• _Record list_:
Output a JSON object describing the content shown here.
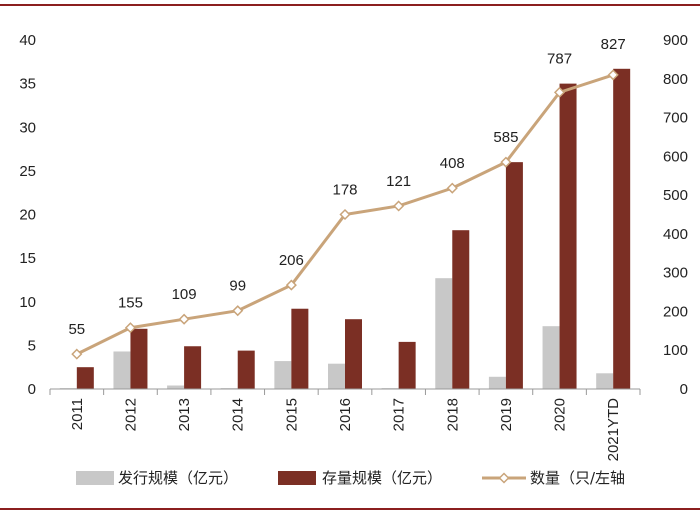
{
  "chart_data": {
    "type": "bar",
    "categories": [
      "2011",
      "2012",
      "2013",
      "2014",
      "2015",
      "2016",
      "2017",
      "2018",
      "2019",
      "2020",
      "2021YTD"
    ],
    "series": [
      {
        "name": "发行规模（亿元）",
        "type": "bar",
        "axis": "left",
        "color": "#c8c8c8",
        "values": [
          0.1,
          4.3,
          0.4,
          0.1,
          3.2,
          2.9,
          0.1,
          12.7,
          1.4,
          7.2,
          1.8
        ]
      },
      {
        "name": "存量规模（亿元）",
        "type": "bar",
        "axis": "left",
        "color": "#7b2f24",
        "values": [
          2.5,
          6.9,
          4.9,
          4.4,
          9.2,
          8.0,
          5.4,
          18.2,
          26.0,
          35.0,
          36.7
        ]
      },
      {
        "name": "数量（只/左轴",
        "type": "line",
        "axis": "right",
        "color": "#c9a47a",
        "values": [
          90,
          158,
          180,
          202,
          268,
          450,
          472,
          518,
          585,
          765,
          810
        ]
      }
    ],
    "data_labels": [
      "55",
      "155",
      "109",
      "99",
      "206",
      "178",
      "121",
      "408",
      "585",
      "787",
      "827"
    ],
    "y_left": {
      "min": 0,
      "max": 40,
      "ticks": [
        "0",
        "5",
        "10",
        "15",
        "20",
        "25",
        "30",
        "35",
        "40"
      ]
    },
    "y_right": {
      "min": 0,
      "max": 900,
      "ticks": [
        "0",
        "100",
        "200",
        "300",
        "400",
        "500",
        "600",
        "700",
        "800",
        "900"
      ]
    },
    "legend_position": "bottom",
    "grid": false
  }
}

...

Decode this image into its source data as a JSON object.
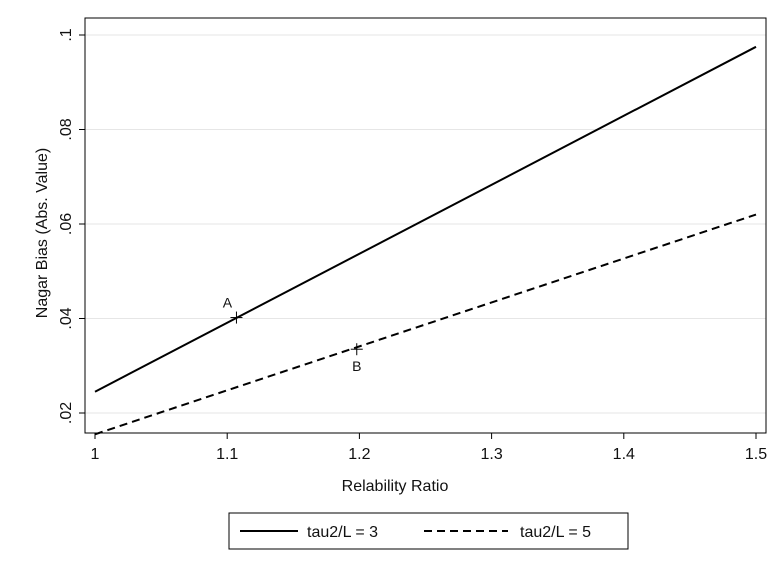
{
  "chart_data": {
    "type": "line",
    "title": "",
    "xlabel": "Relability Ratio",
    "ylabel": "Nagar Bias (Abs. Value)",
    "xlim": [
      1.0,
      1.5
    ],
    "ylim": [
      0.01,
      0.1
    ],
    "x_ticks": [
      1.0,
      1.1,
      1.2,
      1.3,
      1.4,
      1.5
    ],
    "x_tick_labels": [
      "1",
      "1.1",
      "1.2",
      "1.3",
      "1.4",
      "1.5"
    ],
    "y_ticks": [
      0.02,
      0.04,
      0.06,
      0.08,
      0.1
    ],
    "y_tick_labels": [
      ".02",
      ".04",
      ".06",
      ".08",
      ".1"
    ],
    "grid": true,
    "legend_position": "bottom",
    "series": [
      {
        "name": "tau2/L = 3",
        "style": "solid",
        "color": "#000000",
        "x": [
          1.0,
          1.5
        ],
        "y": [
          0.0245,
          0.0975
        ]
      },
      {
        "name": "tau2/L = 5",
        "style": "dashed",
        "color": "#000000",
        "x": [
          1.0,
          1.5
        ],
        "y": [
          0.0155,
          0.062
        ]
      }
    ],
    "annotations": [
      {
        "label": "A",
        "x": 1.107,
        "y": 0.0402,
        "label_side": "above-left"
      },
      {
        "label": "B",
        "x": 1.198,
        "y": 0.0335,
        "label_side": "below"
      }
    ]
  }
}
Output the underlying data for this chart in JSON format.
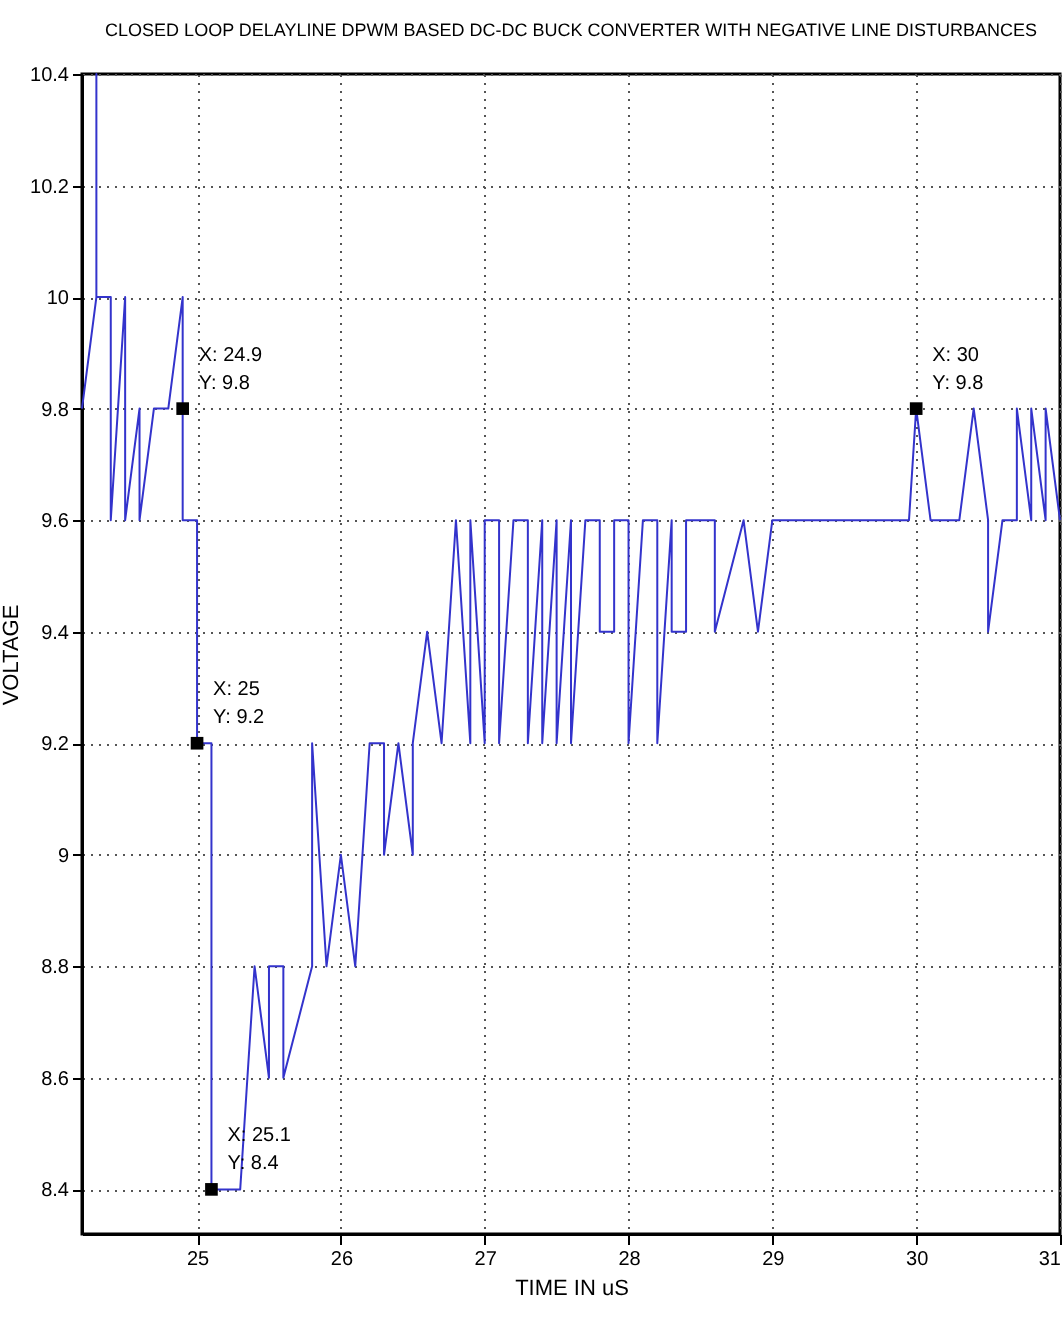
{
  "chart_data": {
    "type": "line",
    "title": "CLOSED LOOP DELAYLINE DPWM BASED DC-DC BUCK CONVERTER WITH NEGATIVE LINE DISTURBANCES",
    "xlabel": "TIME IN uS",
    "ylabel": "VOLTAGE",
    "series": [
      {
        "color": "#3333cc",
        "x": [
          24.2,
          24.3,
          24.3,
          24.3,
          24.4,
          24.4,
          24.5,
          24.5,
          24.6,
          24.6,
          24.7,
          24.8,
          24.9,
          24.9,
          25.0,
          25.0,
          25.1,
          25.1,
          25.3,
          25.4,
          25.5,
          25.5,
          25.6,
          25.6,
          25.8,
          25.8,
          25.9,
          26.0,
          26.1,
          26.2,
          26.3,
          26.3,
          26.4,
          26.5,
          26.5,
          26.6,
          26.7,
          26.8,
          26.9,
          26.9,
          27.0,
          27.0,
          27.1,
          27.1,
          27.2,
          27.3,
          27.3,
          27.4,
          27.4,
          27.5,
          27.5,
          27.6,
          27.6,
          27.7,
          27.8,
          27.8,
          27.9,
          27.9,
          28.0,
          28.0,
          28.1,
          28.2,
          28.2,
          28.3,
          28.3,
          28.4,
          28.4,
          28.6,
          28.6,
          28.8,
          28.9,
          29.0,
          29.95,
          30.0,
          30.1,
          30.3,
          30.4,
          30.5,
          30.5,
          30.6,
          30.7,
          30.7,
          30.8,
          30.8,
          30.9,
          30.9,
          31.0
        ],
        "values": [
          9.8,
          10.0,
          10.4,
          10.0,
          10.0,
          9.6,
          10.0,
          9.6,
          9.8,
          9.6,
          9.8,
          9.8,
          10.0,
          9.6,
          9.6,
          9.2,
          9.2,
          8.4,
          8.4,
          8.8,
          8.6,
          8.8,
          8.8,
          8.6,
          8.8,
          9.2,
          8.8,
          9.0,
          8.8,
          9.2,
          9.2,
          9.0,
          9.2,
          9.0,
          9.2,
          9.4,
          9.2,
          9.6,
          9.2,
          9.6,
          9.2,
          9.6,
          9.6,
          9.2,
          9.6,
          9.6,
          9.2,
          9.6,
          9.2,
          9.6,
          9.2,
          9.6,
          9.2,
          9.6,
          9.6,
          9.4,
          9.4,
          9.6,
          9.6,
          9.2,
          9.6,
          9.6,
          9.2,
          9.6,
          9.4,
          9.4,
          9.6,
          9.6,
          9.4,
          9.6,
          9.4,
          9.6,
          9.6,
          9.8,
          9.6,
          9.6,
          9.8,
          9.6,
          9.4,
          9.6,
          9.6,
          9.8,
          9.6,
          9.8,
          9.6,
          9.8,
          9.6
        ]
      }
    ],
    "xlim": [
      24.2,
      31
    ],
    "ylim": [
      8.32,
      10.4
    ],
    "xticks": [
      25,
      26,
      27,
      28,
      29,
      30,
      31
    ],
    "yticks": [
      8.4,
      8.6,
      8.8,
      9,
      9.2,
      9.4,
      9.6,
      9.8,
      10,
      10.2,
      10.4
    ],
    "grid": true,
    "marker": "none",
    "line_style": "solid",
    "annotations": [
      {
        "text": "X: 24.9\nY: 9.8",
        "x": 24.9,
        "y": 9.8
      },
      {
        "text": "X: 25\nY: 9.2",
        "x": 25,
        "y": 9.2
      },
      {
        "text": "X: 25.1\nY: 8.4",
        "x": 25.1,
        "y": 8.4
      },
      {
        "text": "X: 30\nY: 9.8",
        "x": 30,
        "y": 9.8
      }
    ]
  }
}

--

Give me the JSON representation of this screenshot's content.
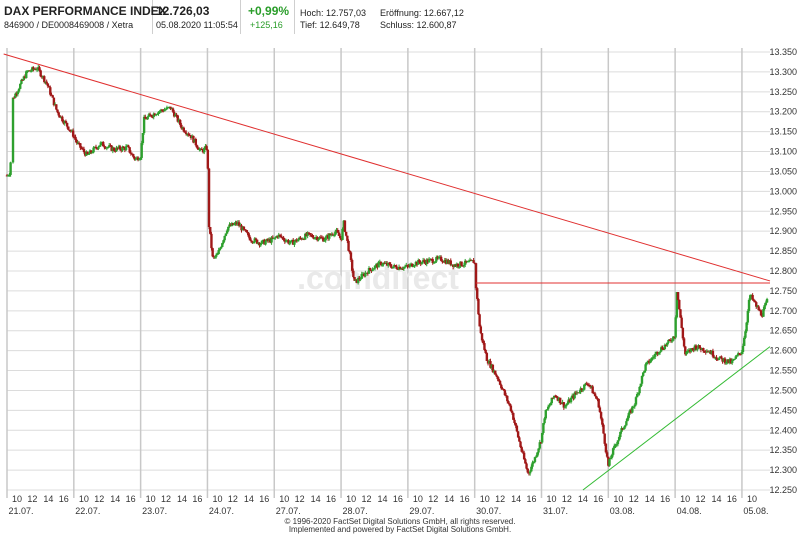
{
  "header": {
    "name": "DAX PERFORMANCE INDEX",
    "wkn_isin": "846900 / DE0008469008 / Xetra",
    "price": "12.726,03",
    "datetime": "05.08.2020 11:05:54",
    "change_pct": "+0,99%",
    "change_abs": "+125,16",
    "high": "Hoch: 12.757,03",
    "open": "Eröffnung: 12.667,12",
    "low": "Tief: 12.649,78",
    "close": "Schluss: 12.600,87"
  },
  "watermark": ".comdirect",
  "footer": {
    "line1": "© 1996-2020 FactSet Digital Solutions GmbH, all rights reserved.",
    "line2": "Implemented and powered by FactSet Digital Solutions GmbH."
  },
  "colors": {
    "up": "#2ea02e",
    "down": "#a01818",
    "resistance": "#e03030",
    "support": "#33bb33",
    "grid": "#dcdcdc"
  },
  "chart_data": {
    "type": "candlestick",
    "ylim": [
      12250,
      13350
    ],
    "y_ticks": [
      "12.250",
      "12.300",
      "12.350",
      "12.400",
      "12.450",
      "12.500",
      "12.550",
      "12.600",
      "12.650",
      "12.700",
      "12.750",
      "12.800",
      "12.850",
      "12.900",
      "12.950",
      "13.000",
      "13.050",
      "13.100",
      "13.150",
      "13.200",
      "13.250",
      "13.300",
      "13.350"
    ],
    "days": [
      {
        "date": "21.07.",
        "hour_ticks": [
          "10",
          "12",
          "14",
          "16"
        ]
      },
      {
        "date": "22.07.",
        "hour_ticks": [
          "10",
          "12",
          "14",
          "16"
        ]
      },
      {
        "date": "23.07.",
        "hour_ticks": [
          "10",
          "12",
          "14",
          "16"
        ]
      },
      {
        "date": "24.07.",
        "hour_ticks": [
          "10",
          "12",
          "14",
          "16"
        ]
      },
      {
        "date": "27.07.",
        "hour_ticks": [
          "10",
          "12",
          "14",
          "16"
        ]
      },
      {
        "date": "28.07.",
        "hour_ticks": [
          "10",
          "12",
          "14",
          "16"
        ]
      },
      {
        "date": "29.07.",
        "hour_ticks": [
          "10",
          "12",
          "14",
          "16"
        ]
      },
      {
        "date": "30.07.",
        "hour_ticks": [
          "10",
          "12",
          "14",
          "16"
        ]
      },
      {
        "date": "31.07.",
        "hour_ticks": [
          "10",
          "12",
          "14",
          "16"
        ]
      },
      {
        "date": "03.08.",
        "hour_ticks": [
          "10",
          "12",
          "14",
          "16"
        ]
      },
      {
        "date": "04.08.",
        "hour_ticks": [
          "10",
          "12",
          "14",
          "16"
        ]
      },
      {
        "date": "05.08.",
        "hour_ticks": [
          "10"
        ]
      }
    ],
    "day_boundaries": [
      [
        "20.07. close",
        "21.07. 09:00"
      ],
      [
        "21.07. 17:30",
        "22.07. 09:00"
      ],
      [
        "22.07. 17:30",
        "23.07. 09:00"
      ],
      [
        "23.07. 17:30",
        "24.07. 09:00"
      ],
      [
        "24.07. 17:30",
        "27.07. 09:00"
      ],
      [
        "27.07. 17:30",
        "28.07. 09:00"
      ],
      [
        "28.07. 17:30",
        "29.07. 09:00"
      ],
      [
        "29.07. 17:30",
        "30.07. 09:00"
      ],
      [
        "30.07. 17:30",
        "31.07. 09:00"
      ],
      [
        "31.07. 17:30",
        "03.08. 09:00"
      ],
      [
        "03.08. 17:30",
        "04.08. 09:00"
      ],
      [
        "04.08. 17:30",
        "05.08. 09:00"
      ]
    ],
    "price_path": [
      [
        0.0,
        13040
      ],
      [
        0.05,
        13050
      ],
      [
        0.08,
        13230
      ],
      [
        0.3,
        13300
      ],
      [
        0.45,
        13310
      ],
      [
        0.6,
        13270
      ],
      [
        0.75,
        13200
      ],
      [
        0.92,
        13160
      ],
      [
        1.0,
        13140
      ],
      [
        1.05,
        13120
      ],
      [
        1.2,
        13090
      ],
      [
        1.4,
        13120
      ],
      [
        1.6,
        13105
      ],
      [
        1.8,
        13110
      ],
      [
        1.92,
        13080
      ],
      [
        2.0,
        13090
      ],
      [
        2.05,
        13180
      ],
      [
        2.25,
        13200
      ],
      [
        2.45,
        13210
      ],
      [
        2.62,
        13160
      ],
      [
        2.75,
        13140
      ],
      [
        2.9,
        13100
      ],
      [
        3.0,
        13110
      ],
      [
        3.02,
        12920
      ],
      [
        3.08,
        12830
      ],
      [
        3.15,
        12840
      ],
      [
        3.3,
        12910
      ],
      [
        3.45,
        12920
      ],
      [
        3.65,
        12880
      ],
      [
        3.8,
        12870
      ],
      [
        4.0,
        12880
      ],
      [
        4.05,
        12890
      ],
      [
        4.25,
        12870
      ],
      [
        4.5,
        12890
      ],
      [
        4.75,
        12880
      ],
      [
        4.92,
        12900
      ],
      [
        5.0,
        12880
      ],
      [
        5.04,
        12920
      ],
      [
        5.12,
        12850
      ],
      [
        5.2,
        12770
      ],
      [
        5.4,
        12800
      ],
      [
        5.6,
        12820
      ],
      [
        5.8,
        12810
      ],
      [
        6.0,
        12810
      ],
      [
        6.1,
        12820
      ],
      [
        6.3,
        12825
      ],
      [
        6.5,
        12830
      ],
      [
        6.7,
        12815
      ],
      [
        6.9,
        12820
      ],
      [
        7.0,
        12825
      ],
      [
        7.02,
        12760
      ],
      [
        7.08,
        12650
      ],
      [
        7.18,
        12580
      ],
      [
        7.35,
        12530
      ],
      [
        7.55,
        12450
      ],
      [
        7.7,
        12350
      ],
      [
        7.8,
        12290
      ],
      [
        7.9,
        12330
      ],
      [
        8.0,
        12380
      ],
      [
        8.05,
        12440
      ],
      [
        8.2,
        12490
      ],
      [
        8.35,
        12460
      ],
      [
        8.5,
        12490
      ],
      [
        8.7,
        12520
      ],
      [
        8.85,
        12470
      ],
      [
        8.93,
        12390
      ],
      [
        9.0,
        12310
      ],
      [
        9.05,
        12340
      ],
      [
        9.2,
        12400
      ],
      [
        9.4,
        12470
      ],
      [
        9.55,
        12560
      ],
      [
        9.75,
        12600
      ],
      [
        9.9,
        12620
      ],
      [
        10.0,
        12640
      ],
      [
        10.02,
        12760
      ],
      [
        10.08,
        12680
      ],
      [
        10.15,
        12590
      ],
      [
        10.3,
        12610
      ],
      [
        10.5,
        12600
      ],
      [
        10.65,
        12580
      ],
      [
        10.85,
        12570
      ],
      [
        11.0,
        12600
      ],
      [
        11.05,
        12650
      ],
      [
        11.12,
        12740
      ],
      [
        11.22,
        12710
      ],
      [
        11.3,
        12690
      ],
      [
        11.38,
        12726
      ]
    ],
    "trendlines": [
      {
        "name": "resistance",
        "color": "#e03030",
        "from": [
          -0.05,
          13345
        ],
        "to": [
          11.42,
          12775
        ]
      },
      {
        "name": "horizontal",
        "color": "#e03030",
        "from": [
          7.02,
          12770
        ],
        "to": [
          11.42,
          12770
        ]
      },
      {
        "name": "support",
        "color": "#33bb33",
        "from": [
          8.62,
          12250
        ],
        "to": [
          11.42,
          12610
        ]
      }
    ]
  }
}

• _Your goal_: Copy out the lines that hold "object".

• _Exercise result_:
Output a JSON object describing the content shown here.
Decode this image into its source data as a JSON object.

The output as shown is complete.